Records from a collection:
## begin

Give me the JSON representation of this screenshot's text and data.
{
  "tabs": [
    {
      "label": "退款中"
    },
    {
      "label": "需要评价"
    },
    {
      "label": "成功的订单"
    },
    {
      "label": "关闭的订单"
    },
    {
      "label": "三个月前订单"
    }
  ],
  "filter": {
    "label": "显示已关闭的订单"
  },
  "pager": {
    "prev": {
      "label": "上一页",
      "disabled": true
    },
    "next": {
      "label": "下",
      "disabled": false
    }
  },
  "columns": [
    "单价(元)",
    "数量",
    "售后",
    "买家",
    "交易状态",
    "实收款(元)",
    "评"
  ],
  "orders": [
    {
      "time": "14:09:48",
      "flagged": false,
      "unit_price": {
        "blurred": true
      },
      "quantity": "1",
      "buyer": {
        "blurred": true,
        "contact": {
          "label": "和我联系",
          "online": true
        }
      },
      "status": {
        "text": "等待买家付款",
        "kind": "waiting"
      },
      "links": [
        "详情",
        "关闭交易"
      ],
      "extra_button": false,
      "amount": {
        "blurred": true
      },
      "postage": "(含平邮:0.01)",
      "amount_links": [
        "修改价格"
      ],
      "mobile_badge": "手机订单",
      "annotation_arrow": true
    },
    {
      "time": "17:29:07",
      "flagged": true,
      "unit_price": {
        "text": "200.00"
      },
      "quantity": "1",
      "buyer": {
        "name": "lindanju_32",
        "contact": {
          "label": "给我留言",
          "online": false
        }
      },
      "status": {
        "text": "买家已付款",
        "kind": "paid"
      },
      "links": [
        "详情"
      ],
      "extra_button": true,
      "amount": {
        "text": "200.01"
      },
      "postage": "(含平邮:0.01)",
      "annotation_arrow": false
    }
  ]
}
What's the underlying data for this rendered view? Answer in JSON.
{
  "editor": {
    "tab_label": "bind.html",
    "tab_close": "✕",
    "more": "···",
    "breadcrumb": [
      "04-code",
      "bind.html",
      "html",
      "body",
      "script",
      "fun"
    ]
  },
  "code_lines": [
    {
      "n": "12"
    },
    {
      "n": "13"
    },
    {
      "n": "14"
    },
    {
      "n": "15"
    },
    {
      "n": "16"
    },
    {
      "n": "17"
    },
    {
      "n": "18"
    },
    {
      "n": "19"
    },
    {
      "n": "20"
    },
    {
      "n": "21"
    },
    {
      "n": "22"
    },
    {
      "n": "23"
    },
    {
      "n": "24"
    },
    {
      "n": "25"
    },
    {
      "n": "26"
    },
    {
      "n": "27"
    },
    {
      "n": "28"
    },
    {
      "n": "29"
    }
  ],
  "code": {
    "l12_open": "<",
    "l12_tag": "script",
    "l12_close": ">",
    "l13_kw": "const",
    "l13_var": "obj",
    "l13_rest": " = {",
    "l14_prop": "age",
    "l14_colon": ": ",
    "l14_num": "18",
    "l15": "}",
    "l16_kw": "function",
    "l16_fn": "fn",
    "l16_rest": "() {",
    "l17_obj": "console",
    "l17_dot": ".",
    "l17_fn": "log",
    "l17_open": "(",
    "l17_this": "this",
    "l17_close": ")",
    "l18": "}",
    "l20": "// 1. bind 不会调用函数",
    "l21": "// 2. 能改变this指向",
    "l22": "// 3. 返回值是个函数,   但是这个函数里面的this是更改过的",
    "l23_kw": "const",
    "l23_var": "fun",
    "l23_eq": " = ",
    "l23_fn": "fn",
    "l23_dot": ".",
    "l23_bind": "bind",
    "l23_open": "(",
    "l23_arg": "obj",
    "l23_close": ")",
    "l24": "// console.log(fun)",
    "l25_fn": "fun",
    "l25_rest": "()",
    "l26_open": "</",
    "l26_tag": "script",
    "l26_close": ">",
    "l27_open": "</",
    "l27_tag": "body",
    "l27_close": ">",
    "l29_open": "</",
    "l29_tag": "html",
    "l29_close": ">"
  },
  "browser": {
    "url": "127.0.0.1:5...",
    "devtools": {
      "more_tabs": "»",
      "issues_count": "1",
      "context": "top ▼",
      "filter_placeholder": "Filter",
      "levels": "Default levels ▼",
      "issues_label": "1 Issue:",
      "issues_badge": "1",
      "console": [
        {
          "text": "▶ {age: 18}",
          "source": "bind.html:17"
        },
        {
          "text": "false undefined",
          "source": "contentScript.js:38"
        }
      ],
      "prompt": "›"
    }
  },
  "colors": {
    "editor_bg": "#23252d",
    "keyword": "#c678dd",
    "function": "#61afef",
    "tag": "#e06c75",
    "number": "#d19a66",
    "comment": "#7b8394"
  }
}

## end

## Task to carry out
Find the word "JSON" in the material, then list each line that holds it.

## The completed task
Give me the JSON representation of this screenshot's text and data.
What's the underlying data for this rendered view? Answer in JSON.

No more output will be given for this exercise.